— GIVEN INSTRUCTION —
Find the lines below that contain the string "text". Copy each one.

— SUPPLIED RECORDS —
···

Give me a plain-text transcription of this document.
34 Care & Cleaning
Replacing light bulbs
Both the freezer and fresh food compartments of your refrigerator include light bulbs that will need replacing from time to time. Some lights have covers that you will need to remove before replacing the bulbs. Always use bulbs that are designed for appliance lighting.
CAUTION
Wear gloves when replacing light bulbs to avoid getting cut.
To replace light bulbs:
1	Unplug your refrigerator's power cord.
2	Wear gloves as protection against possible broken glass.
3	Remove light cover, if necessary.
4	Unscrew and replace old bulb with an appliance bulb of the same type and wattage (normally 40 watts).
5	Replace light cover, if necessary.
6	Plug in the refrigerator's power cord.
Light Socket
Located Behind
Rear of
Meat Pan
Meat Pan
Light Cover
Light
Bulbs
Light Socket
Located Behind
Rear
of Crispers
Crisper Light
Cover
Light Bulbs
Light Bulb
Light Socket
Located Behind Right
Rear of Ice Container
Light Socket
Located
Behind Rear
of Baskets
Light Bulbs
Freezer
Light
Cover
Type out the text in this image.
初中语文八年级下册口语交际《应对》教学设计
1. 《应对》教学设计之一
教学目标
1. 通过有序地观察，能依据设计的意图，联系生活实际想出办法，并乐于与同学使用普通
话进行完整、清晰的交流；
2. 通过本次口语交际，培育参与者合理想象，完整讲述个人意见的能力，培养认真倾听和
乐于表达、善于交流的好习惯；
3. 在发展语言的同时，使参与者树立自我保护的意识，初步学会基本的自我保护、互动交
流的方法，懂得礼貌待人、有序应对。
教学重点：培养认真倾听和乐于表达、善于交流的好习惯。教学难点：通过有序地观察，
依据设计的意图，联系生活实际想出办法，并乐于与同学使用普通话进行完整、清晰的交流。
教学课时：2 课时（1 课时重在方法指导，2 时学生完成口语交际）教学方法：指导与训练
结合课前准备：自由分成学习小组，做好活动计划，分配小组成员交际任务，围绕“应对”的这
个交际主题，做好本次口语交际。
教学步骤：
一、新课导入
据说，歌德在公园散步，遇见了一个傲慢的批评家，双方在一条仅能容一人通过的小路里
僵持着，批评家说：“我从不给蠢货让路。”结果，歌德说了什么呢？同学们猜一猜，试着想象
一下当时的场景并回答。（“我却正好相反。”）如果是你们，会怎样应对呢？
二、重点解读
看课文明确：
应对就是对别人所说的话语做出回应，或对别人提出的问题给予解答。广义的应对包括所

···

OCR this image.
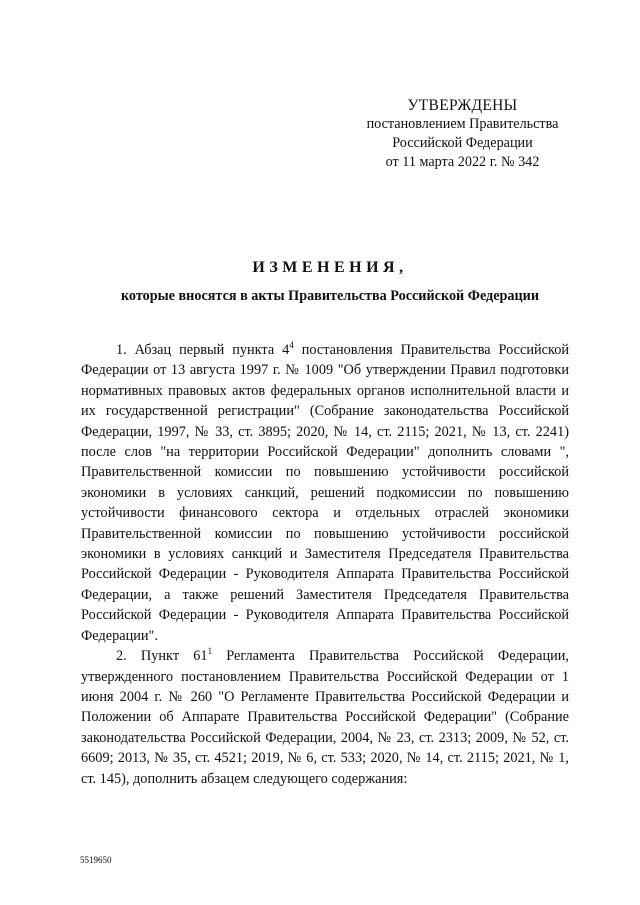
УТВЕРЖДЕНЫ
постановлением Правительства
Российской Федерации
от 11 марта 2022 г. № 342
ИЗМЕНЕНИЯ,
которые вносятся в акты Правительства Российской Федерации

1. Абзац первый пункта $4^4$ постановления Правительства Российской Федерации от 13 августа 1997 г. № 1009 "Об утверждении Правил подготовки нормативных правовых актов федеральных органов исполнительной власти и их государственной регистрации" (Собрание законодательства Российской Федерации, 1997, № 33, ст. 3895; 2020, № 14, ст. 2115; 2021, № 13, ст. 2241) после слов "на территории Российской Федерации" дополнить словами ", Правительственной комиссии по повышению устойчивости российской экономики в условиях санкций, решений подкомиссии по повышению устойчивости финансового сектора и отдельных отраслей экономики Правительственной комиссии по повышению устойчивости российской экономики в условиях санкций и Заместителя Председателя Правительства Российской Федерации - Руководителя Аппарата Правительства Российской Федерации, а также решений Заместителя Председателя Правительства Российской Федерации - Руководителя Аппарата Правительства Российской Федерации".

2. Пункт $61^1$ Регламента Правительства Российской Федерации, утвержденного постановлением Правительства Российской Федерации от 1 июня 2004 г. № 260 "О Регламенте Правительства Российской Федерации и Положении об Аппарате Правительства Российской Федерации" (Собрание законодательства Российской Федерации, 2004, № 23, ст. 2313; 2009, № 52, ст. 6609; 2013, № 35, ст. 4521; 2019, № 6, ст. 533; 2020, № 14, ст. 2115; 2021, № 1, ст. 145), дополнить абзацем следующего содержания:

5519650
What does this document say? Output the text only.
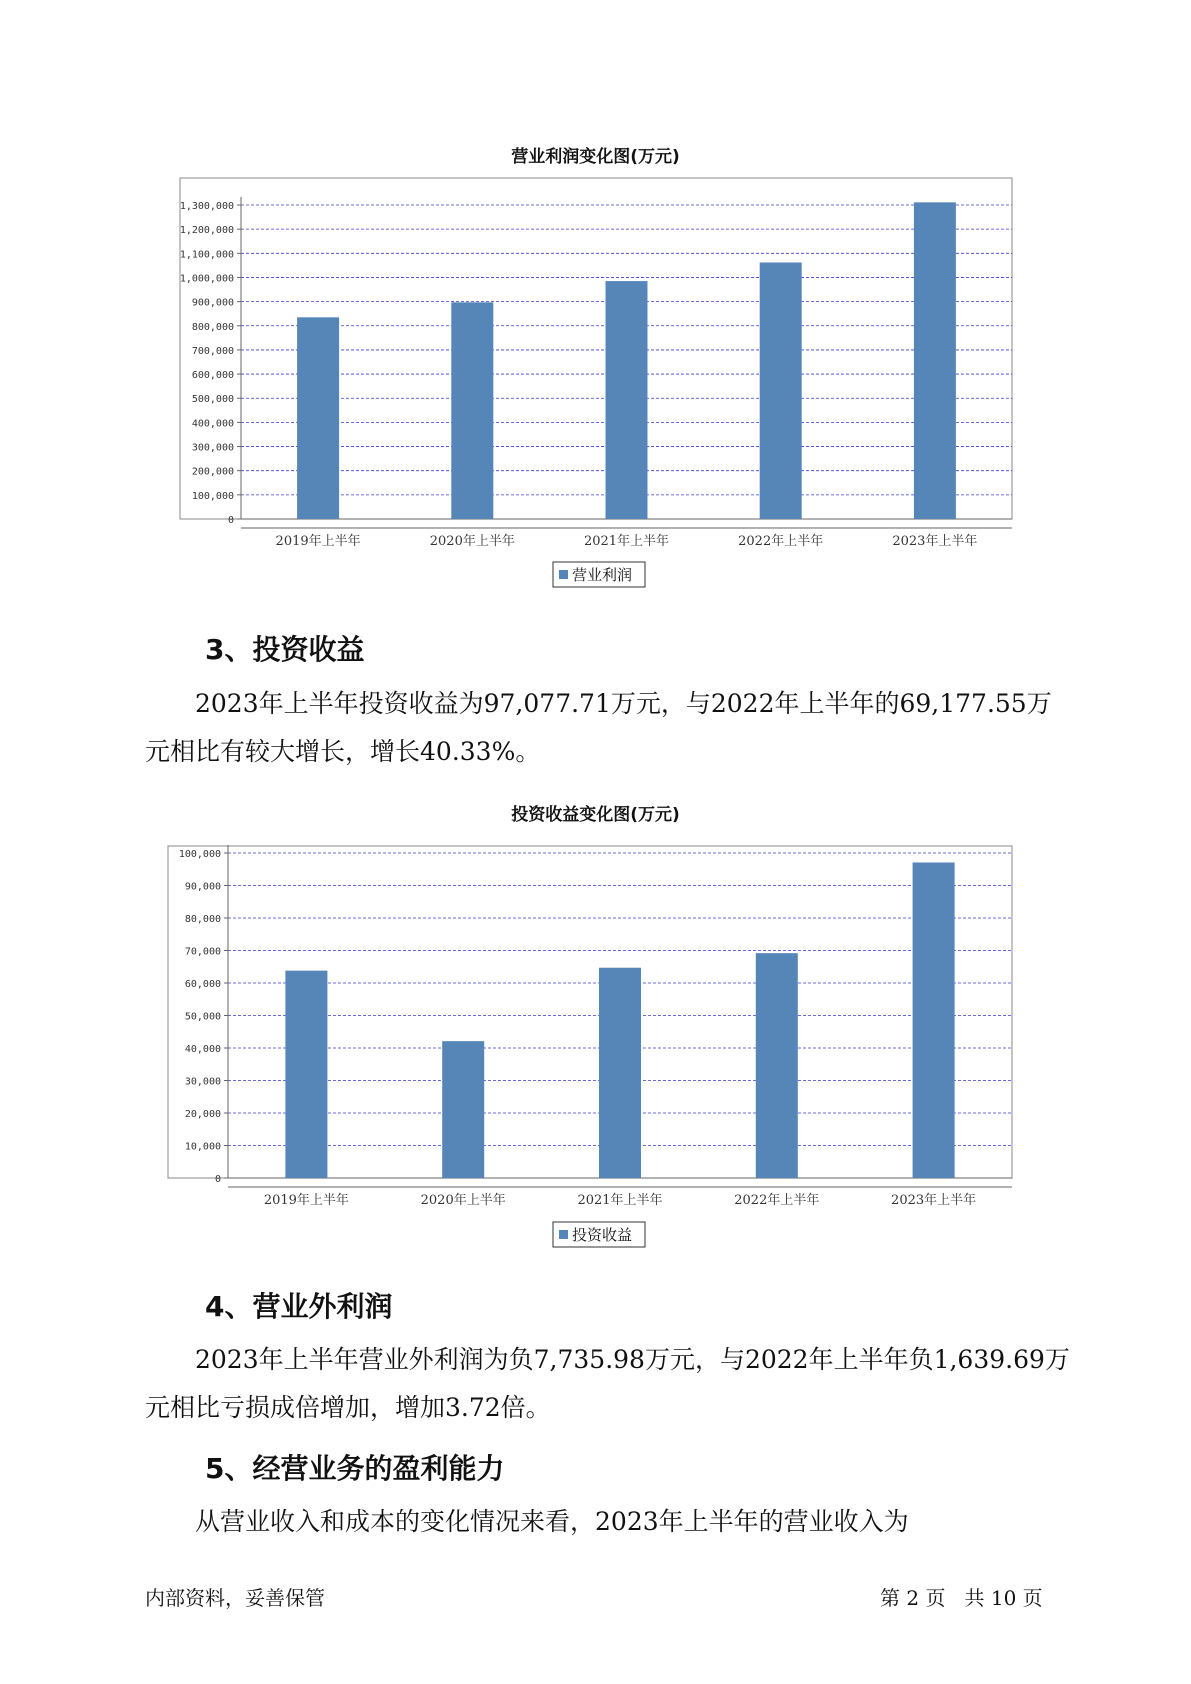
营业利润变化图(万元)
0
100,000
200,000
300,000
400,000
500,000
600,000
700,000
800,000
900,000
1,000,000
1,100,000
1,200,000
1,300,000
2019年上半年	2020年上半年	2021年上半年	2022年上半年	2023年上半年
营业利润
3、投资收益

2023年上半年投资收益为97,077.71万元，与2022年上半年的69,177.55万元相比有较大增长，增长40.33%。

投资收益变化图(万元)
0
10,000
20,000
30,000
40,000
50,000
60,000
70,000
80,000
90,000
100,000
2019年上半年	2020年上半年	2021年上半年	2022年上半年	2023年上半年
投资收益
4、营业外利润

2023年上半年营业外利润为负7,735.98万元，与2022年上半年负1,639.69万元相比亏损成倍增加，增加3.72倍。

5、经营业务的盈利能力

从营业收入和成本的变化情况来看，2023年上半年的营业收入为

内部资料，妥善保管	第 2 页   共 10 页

···

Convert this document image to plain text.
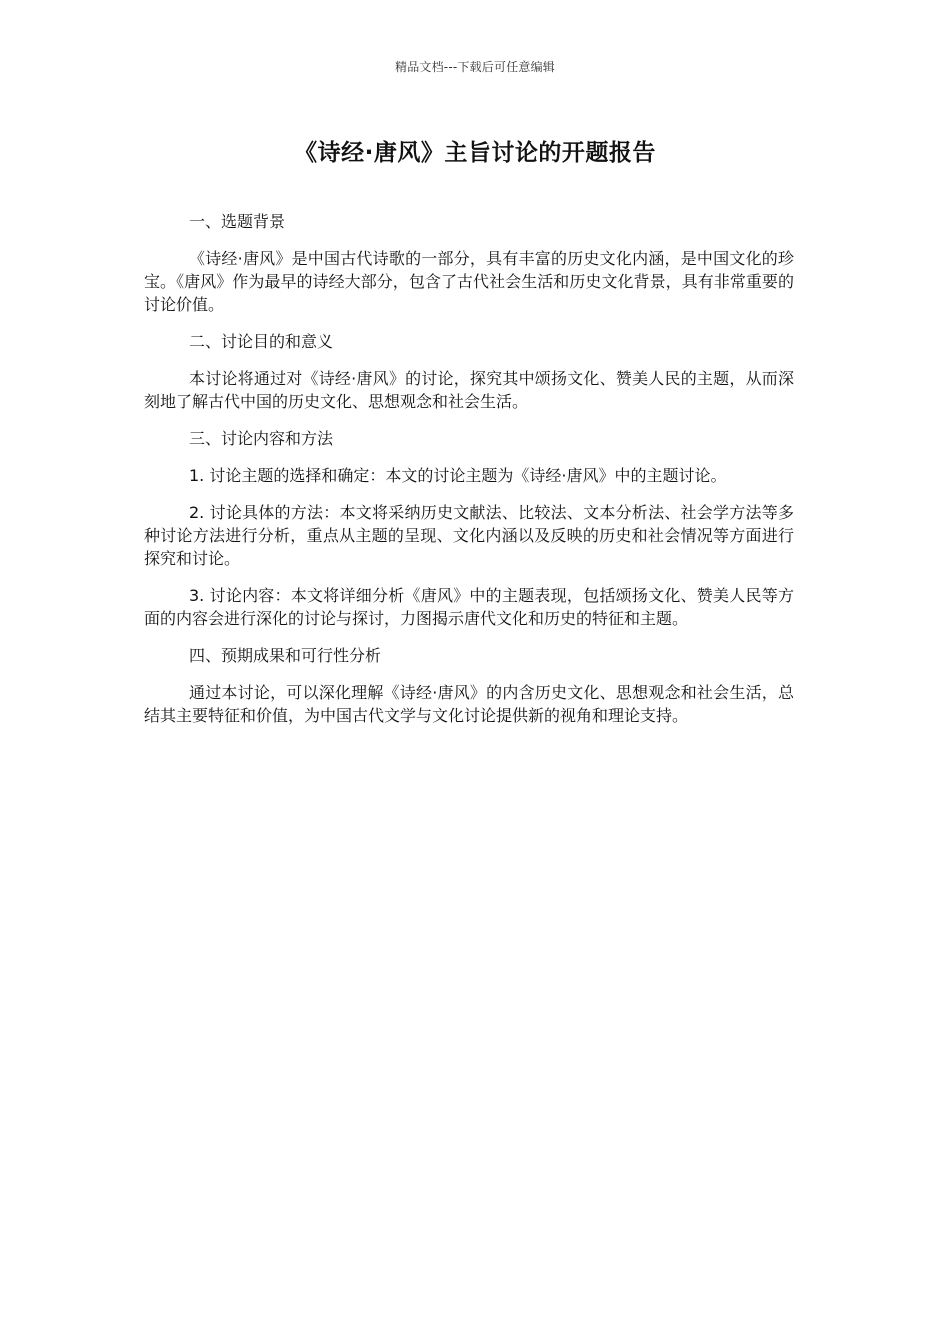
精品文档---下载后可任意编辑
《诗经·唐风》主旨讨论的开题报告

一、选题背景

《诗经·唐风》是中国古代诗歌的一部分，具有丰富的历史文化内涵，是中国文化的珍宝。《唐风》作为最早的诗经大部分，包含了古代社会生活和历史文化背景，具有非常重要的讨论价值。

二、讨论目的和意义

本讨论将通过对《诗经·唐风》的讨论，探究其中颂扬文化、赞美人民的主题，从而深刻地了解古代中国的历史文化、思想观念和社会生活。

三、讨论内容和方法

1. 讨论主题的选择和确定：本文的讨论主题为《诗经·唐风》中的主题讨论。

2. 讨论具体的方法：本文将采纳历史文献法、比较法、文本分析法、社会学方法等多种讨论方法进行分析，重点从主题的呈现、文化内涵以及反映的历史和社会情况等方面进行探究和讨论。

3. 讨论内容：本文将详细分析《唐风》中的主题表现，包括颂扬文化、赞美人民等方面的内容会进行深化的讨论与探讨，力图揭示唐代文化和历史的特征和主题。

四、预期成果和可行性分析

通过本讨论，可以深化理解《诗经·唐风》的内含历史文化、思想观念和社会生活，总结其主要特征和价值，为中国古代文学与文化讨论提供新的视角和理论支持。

···

— CORRECT RESPONSE —
Give me a plain-text transcription of this document.
Type out the text in this image.
What does this document say? Output the text only.
Convert this document image to plain text.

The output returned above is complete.